[Records from a dataset]
-.-.-
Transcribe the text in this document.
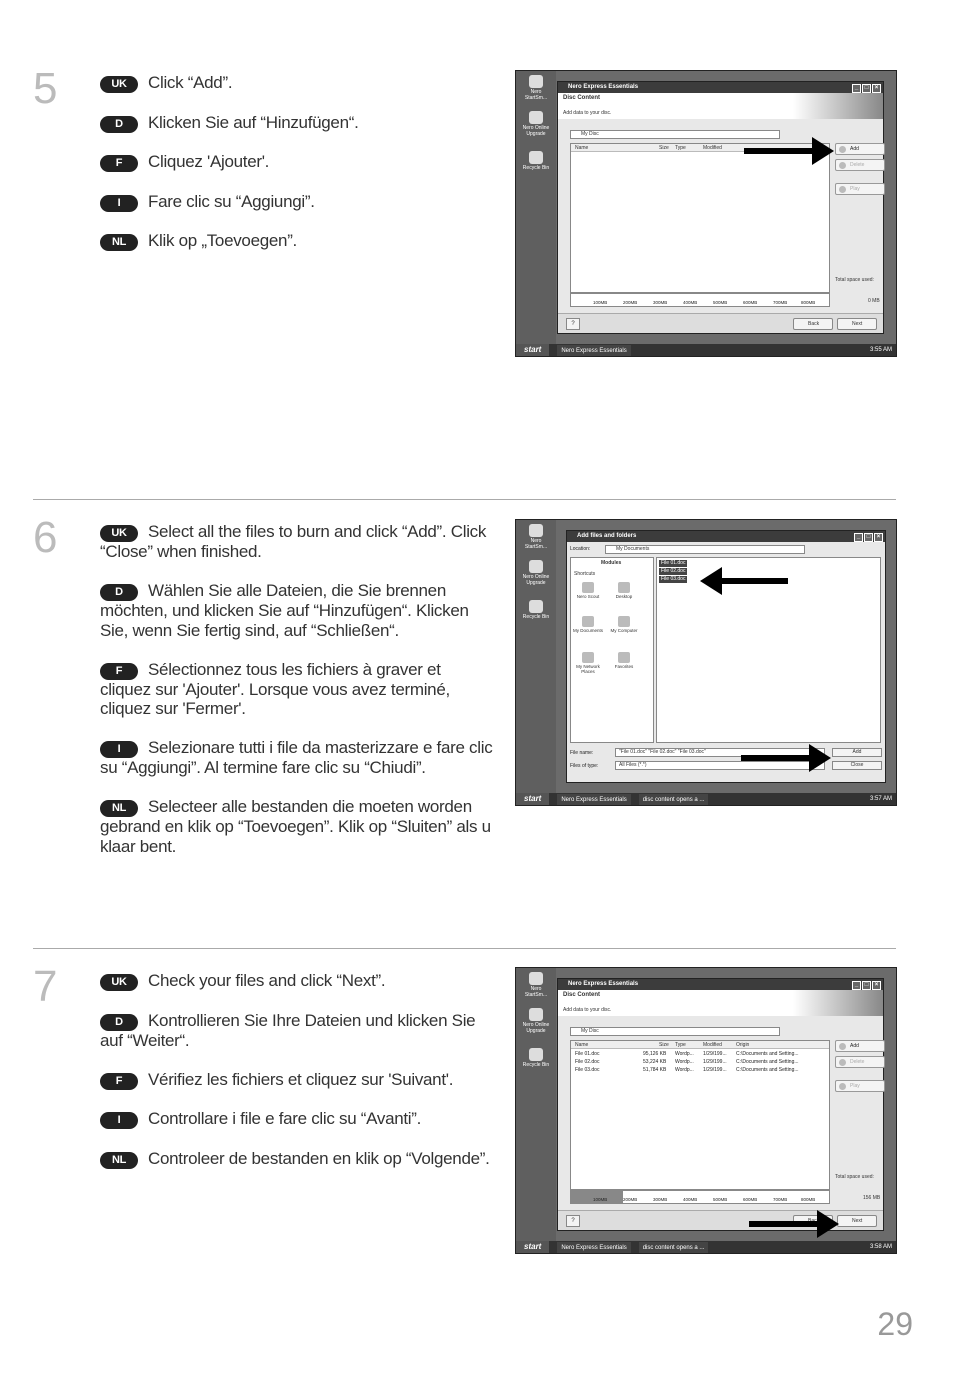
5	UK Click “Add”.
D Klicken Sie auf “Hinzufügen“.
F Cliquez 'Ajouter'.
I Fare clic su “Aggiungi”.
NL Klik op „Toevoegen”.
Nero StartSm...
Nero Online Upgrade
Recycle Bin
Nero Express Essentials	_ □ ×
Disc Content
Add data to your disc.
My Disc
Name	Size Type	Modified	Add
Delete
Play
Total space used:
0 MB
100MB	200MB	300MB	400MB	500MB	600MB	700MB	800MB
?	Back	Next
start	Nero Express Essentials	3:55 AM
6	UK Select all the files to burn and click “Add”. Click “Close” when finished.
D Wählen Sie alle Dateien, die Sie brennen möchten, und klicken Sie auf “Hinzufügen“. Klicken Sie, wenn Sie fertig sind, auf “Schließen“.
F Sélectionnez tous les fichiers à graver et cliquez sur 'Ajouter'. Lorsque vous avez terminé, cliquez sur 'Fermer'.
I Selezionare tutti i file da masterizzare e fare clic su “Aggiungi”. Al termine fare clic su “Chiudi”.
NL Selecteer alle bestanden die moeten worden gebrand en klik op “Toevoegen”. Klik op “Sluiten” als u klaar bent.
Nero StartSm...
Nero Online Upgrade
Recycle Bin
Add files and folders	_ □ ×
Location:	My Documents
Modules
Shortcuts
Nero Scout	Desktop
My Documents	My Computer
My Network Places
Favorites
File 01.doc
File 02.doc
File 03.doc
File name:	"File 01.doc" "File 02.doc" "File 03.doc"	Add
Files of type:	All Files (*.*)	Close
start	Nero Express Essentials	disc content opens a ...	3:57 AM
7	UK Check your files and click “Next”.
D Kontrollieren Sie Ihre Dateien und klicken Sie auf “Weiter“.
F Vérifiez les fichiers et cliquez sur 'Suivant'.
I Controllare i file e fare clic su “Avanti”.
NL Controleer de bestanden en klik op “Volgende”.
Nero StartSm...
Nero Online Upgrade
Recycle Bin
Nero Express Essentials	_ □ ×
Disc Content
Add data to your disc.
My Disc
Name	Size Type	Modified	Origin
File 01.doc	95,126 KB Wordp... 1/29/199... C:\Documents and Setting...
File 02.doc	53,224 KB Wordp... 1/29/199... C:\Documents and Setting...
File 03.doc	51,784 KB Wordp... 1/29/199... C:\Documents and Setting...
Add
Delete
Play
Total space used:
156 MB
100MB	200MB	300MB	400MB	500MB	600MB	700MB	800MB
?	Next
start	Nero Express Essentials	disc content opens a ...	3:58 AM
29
-.-.-
Brief>
Reproduce each record above by retyping it exactly; omit all images.

Solution to this problem>
Transcribe the text in this document.
5	UK Click “Add”.
D Klicken Sie auf “Hinzufügen“.
F Cliquez 'Ajouter'.
I Fare clic su “Aggiungi”.
NL Klik op „Toevoegen”.
Nero StartSm...
Nero Online Upgrade
Recycle Bin
Nero Express Essentials	_ □ ×
Disc Content
Add data to your disc.
My Disc
Name	Size Type	Modified	Add
Delete
Play
Total space used:
0 MB
100MB	200MB	300MB	400MB	500MB	600MB	700MB	800MB
?	Back	Next
start	Nero Express Essentials	3:55 AM
6	UK Select all the files to burn and click “Add”. Click “Close” when finished.
D Wählen Sie alle Dateien, die Sie brennen möchten, und klicken Sie auf “Hinzufügen“. Klicken Sie, wenn Sie fertig sind, auf “Schließen“.
F Sélectionnez tous les fichiers à graver et cliquez sur 'Ajouter'. Lorsque vous avez terminé, cliquez sur 'Fermer'.
I Selezionare tutti i file da masterizzare e fare clic su “Aggiungi”. Al termine fare clic su “Chiudi”.
NL Selecteer alle bestanden die moeten worden gebrand en klik op “Toevoegen”. Klik op “Sluiten” als u klaar bent.
Nero StartSm...
Nero Online Upgrade
Recycle Bin
Add files and folders	_ □ ×
Location:	My Documents
Modules
Shortcuts
Nero Scout	Desktop
My Documents	My Computer
My Network Places
Favorites
File 01.doc
File 02.doc
File 03.doc
File name:	"File 01.doc" "File 02.doc" "File 03.doc"	Add
Files of type:	All Files (*.*)	Close
start	Nero Express Essentials	disc content opens a ...	3:57 AM
7	UK Check your files and click “Next”.
D Kontrollieren Sie Ihre Dateien und klicken Sie auf “Weiter“.
F Vérifiez les fichiers et cliquez sur 'Suivant'.
I Controllare i file e fare clic su “Avanti”.
NL Controleer de bestanden en klik op “Volgende”.
Nero StartSm...
Nero Online Upgrade
Recycle Bin
Nero Express Essentials	_ □ ×
Disc Content
Add data to your disc.
My Disc
Name	Size Type	Modified	Origin
File 01.doc	95,126 KB Wordp... 1/29/199... C:\Documents and Setting...
File 02.doc	53,224 KB Wordp... 1/29/199... C:\Documents and Setting...
File 03.doc	51,784 KB Wordp... 1/29/199... C:\Documents and Setting...
Add
Delete
Play
Total space used:
156 MB
100MB	200MB	300MB	400MB	500MB	600MB	700MB	800MB
?	Next
start	Nero Express Essentials	disc content opens a ...	3:58 AM
29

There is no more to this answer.